- _DATA EXCERPTS_
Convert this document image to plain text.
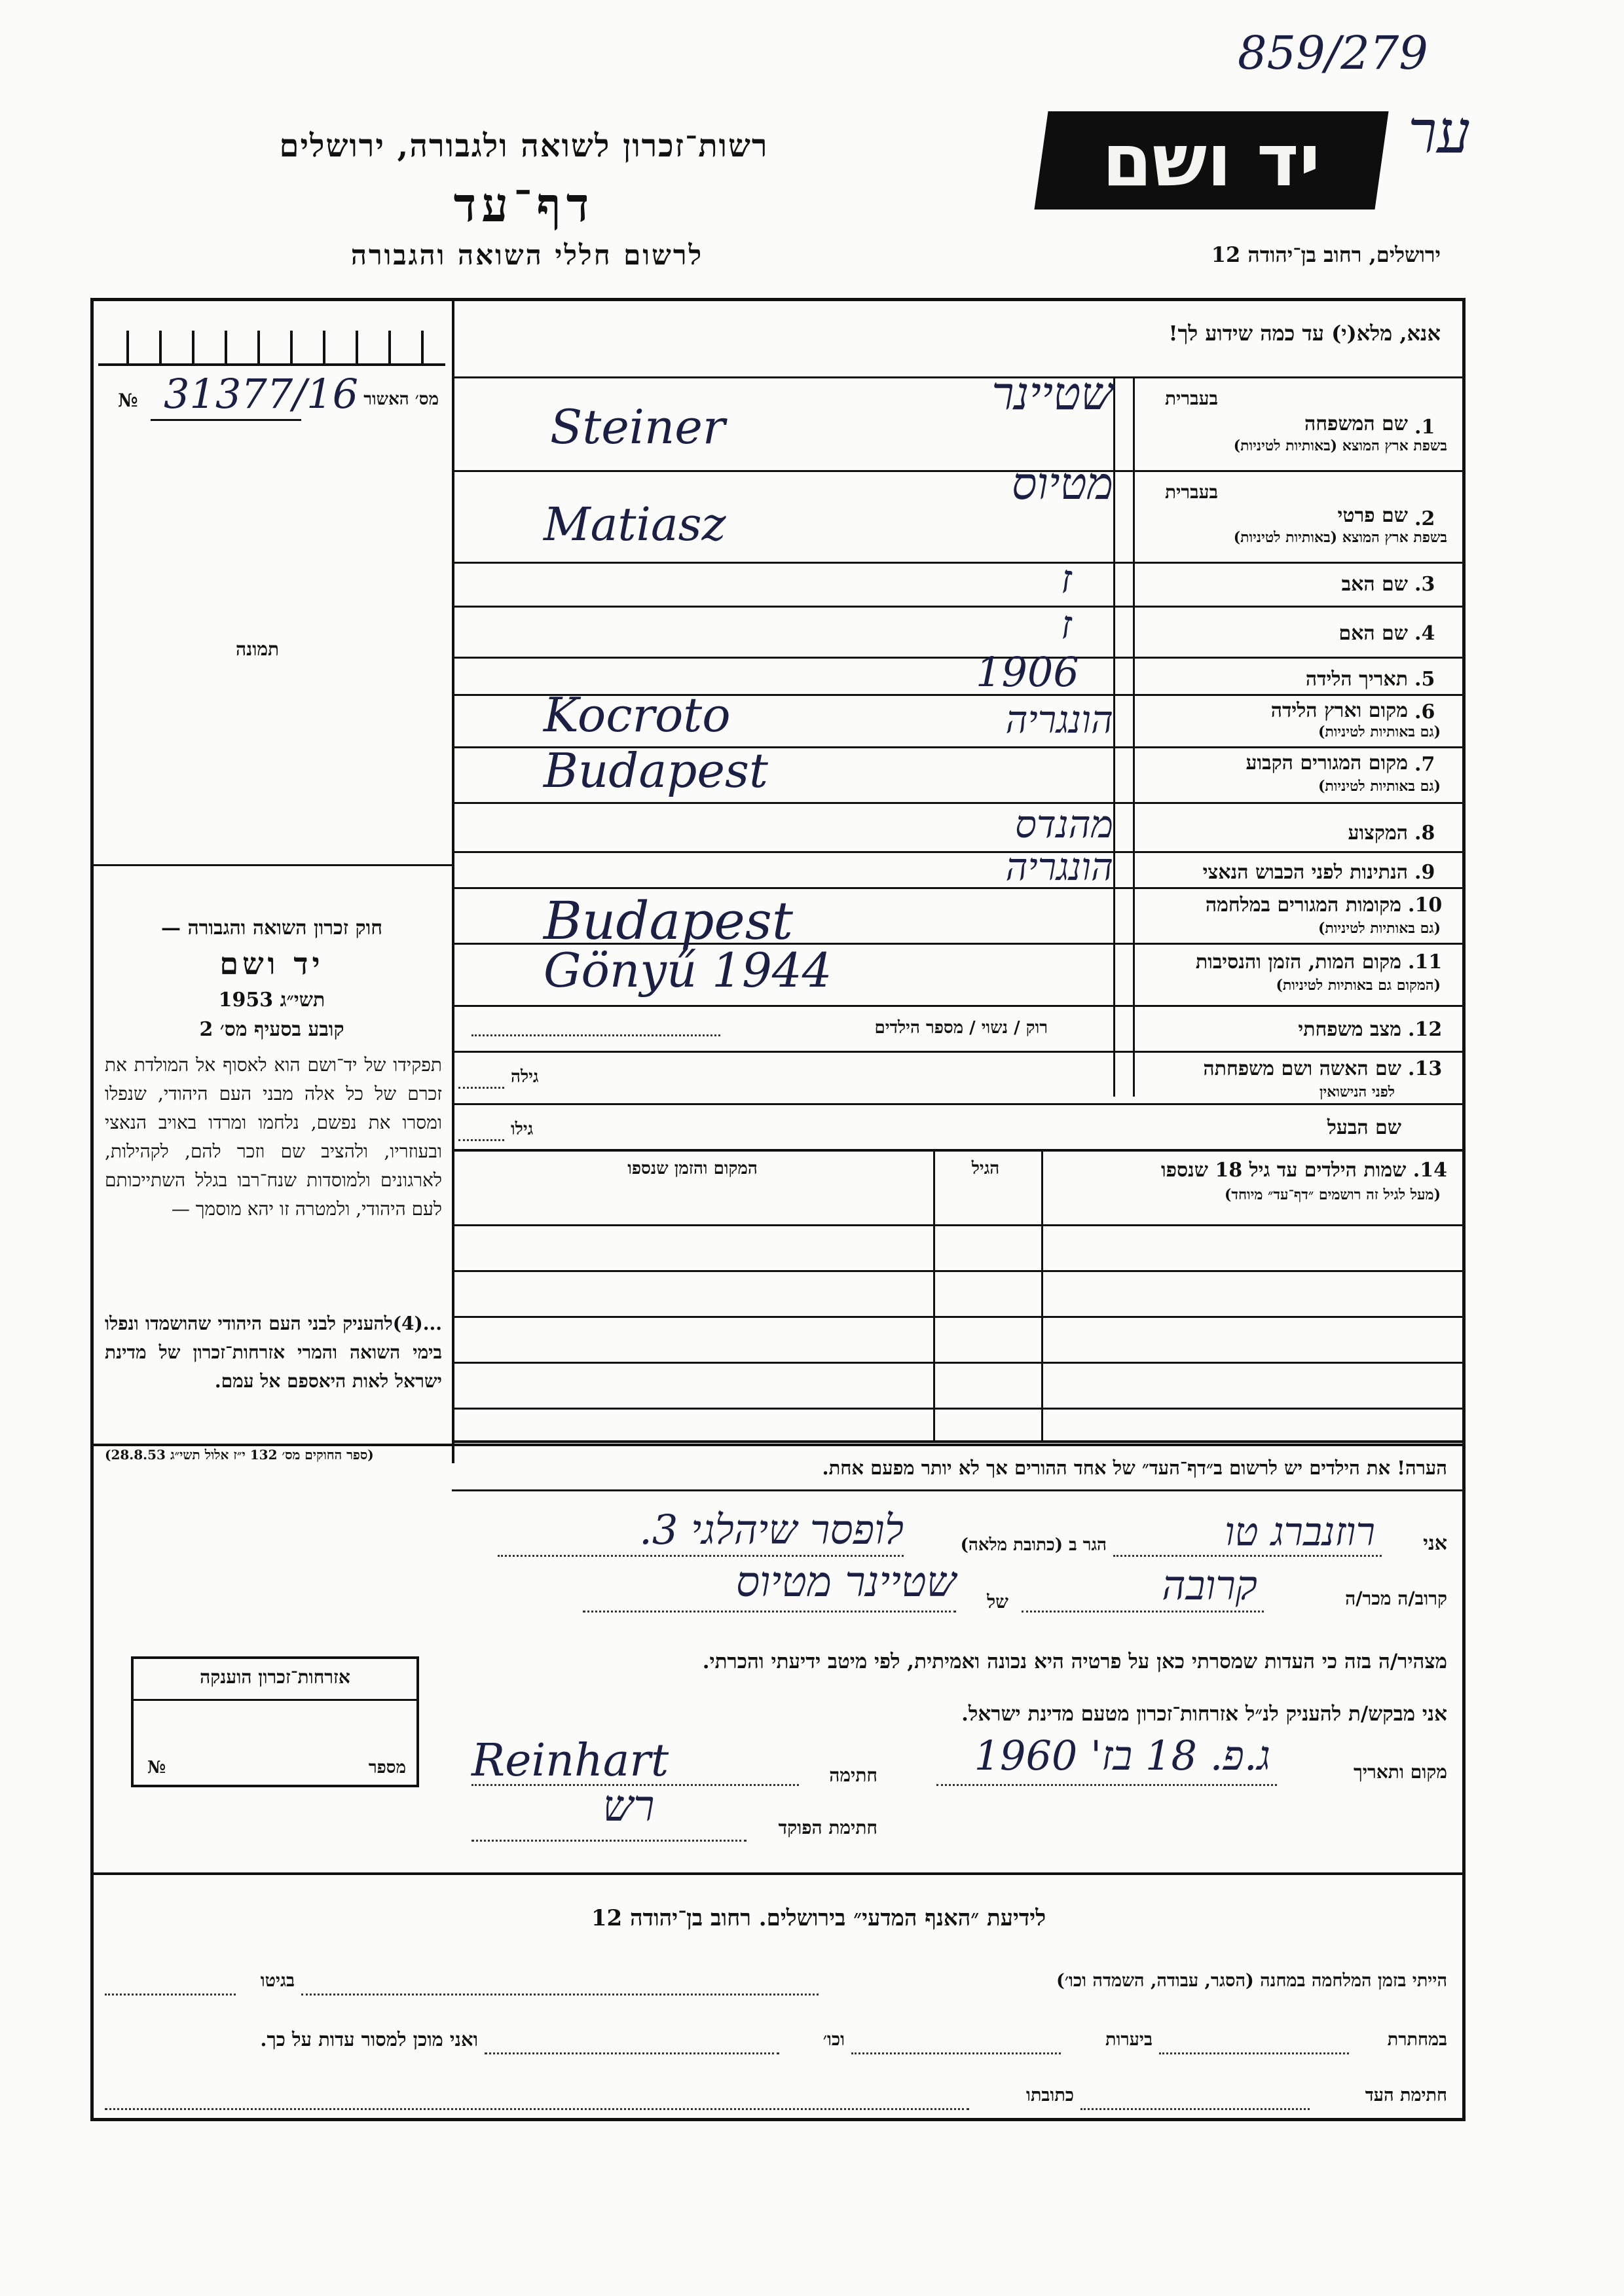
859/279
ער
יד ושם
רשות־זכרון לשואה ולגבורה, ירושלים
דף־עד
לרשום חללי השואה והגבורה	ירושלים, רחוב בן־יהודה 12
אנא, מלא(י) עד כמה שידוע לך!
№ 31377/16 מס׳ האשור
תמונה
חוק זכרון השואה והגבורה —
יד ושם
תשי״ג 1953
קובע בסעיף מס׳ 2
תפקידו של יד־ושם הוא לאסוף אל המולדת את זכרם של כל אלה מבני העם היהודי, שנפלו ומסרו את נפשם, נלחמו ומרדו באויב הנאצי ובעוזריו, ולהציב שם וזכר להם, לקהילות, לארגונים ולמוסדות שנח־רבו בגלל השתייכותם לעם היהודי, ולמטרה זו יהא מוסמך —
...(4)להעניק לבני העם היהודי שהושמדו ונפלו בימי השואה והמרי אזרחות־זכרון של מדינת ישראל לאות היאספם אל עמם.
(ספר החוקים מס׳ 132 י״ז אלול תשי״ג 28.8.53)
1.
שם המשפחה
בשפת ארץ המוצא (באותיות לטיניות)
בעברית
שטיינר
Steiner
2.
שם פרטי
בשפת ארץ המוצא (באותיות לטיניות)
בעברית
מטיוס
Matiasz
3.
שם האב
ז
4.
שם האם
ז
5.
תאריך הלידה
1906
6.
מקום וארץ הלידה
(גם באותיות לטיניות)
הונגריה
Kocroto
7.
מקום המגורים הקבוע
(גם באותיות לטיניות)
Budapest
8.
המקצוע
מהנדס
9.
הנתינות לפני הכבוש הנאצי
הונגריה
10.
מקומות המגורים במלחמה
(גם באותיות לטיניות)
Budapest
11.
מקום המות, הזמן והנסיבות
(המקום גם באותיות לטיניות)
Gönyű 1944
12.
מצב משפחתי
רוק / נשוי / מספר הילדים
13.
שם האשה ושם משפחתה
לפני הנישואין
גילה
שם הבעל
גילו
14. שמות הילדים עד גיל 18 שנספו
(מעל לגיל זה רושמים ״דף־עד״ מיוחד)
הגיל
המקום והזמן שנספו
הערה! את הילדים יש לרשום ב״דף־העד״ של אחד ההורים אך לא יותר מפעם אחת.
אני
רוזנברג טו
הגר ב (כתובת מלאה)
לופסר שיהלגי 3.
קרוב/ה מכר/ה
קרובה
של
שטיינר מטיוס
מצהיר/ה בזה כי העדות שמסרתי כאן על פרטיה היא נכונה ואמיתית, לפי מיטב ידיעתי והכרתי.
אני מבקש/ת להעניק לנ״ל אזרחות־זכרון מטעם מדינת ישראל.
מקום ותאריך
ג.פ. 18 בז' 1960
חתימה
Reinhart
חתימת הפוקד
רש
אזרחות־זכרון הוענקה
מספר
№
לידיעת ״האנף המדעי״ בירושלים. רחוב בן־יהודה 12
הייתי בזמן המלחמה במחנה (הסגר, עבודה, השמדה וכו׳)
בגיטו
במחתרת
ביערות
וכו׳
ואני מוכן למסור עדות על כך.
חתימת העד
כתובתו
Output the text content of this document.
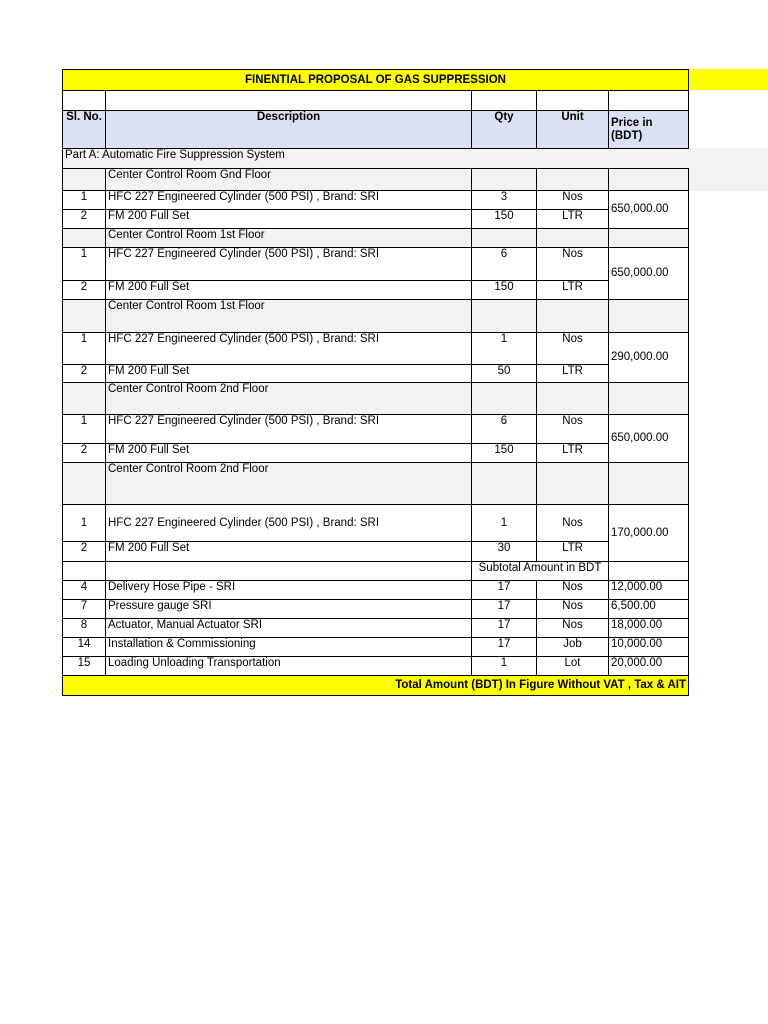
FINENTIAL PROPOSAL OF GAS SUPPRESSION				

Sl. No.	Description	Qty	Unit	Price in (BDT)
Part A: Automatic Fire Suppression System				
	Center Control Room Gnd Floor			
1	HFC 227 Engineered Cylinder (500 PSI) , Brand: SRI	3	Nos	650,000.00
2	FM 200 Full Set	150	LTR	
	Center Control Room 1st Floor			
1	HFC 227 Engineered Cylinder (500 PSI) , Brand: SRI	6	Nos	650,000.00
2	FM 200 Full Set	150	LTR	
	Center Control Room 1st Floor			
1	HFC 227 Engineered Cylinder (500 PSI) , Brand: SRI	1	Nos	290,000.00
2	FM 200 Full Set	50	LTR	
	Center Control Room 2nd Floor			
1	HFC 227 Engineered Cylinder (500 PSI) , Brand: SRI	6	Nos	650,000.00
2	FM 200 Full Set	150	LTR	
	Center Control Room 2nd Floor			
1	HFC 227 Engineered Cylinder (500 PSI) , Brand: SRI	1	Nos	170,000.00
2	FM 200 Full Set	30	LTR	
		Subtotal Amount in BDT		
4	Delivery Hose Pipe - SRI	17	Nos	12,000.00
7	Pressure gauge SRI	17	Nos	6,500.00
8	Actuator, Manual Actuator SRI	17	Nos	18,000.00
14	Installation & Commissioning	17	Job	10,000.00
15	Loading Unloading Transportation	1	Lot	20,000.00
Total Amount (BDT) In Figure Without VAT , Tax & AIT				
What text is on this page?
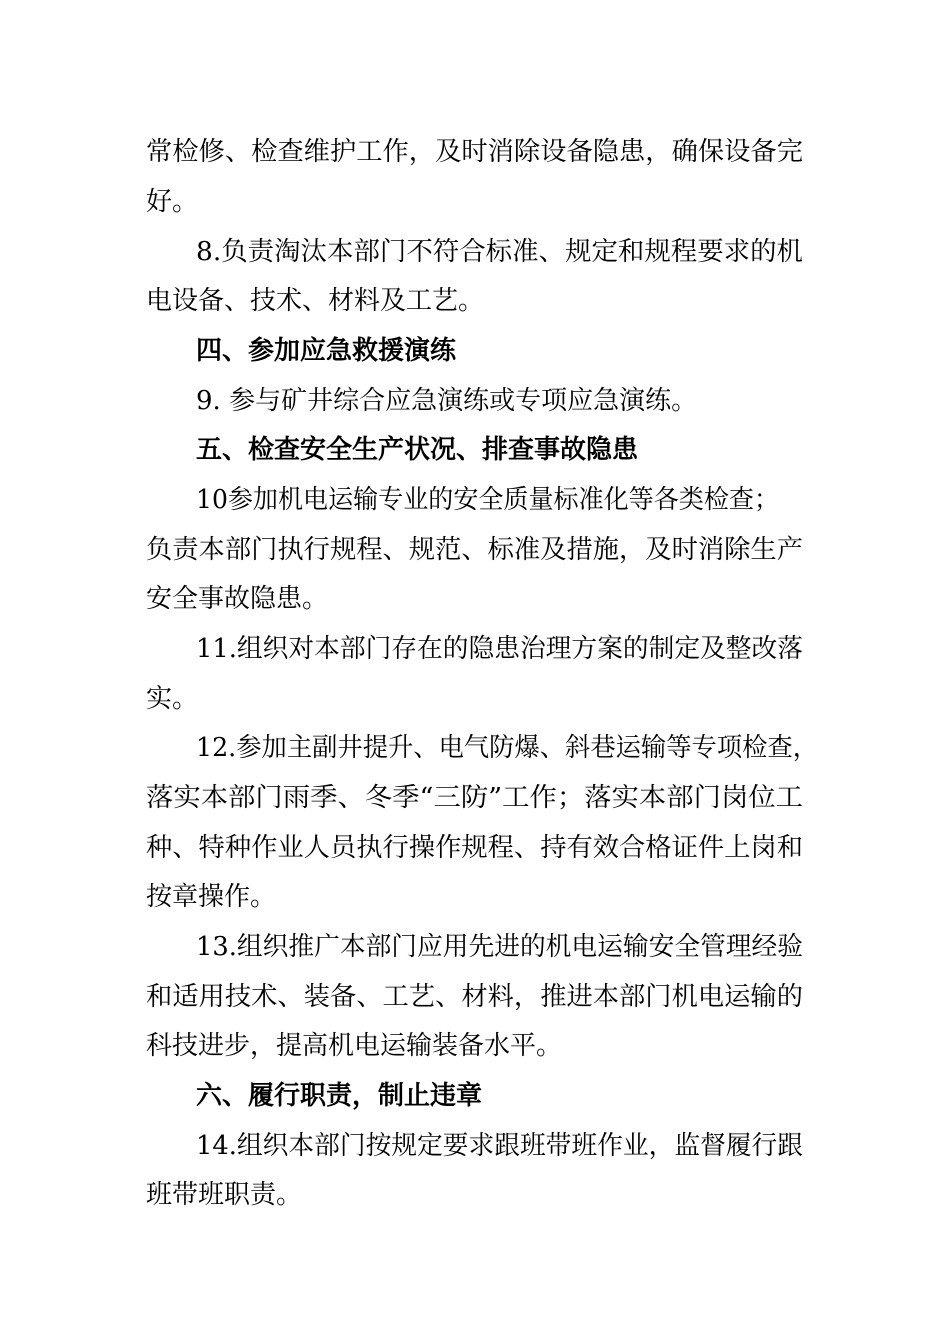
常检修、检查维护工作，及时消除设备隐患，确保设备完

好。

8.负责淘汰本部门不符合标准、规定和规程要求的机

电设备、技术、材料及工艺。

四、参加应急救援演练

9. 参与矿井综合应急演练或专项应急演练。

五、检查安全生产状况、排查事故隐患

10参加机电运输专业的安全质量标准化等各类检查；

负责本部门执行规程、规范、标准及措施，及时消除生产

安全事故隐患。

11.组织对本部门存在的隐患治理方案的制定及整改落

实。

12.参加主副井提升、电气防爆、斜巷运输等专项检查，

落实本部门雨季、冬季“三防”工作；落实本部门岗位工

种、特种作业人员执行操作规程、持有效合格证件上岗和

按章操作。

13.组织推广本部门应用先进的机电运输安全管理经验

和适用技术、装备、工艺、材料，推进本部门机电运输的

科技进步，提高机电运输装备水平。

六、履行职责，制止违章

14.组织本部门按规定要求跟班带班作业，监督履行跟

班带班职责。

- _PROBLEM DESCRIPTION_
Give the data above again in full and unchanged, skipping the pictures.

- _REPLY_
Convert this document image to plain text.
859/279
ער
יד ושם
רשות־זכרון לשואה ולגבורה, ירושלים
דף־עד
לרשום חללי השואה והגבורה	ירושלים, רחוב בן־יהודה 12
אנא, מלא(י) עד כמה שידוע לך!
№ 31377/16 מס׳ האשור
תמונה
חוק זכרון השואה והגבורה —
יד ושם
תשי״ג 1953
קובע בסעיף מס׳ 2
תפקידו של יד־ושם הוא לאסוף אל המולדת את זכרם של כל אלה מבני העם היהודי, שנפלו ומסרו את נפשם, נלחמו ומרדו באויב הנאצי ובעוזריו, ולהציב שם וזכר להם, לקהילות, לארגונים ולמוסדות שנח־רבו בגלל השתייכותם לעם היהודי, ולמטרה זו יהא מוסמך —
...(4)להעניק לבני העם היהודי שהושמדו ונפלו בימי השואה והמרי אזרחות־זכרון של מדינת ישראל לאות היאספם אל עמם.
(ספר החוקים מס׳ 132 י״ז אלול תשי״ג 28.8.53)
1.
שם המשפחה
בשפת ארץ המוצא (באותיות לטיניות)
בעברית
שטיינר
Steiner
2.
שם פרטי
בשפת ארץ המוצא (באותיות לטיניות)
בעברית
מטיוס
Matiasz
3.
שם האב
ז
4.
שם האם
ז
5.
תאריך הלידה
1906
6.
מקום וארץ הלידה
(גם באותיות לטיניות)
הונגריה
Kocroto
7.
מקום המגורים הקבוע
(גם באותיות לטיניות)
Budapest
8.
המקצוע
מהנדס
9.
הנתינות לפני הכבוש הנאצי
הונגריה
10.
מקומות המגורים במלחמה
(גם באותיות לטיניות)
Budapest
11.
מקום המות, הזמן והנסיבות
(המקום גם באותיות לטיניות)
Gönyű 1944
12.
מצב משפחתי
רוק / נשוי / מספר הילדים
13.
שם האשה ושם משפחתה
לפני הנישואין
גילה
שם הבעל
גילו
14. שמות הילדים עד גיל 18 שנספו
(מעל לגיל זה רושמים ״דף־עד״ מיוחד)
הגיל
המקום והזמן שנספו
הערה! את הילדים יש לרשום ב״דף־העד״ של אחד ההורים אך לא יותר מפעם אחת.
אני
רוזנברג טו
הגר ב (כתובת מלאה)
לופסר שיהלגי 3.
קרוב/ה מכר/ה
קרובה
של
שטיינר מטיוס
מצהיר/ה בזה כי העדות שמסרתי כאן על פרטיה היא נכונה ואמיתית, לפי מיטב ידיעתי והכרתי.
אני מבקש/ת להעניק לנ״ל אזרחות־זכרון מטעם מדינת ישראל.
מקום ותאריך
ג.פ. 18 בז' 1960
חתימה
Reinhart
חתימת הפוקד
רש
אזרחות־זכרון הוענקה
מספר
№
לידיעת ״האנף המדעי״ בירושלים. רחוב בן־יהודה 12
הייתי בזמן המלחמה במחנה (הסגר, עבודה, השמדה וכו׳)
בגיטו
במחתרת
ביערות
וכו׳
ואני מוכן למסור עדות על כך.
חתימת העד
כתובתו
Output the text content of this document.
FINENTIAL PROPOSAL OF GAS SUPPRESSION				

Sl. No.	Description	Qty	Unit	Price in (BDT)
Part A: Automatic Fire Suppression System				
	Center Control Room Gnd Floor			
1	HFC 227 Engineered Cylinder (500 PSI) , Brand: SRI	3	Nos	650,000.00
2	FM 200 Full Set	150	LTR	
	Center Control Room 1st Floor			
1	HFC 227 Engineered Cylinder (500 PSI) , Brand: SRI	6	Nos	650,000.00
2	FM 200 Full Set	150	LTR	
	Center Control Room 1st Floor			
1	HFC 227 Engineered Cylinder (500 PSI) , Brand: SRI	1	Nos	290,000.00
2	FM 200 Full Set	50	LTR	
	Center Control Room 2nd Floor			
1	HFC 227 Engineered Cylinder (500 PSI) , Brand: SRI	6	Nos	650,000.00
2	FM 200 Full Set	150	LTR	
	Center Control Room 2nd Floor			
1	HFC 227 Engineered Cylinder (500 PSI) , Brand: SRI	1	Nos	170,000.00
2	FM 200 Full Set	30	LTR	
		Subtotal Amount in BDT		
4	Delivery Hose Pipe - SRI	17	Nos	12,000.00
7	Pressure gauge SRI	17	Nos	6,500.00
8	Actuator, Manual Actuator SRI	17	Nos	18,000.00
14	Installation & Commissioning	17	Job	10,000.00
15	Loading Unloading Transportation	1	Lot	20,000.00
Total Amount (BDT) In Figure Without VAT , Tax & AIT				
What text is on this page?
常检修、检查维护工作，及时消除设备隐患，确保设备完

好。

8.负责淘汰本部门不符合标准、规定和规程要求的机

电设备、技术、材料及工艺。

四、参加应急救援演练

9. 参与矿井综合应急演练或专项应急演练。

五、检查安全生产状况、排查事故隐患

10参加机电运输专业的安全质量标准化等各类检查；

负责本部门执行规程、规范、标准及措施，及时消除生产

安全事故隐患。

11.组织对本部门存在的隐患治理方案的制定及整改落

实。

12.参加主副井提升、电气防爆、斜巷运输等专项检查，

落实本部门雨季、冬季“三防”工作；落实本部门岗位工

种、特种作业人员执行操作规程、持有效合格证件上岗和

按章操作。

13.组织推广本部门应用先进的机电运输安全管理经验

和适用技术、装备、工艺、材料，推进本部门机电运输的

科技进步，提高机电运输装备水平。

六、履行职责，制止违章

14.组织本部门按规定要求跟班带班作业，监督履行跟

班带班职责。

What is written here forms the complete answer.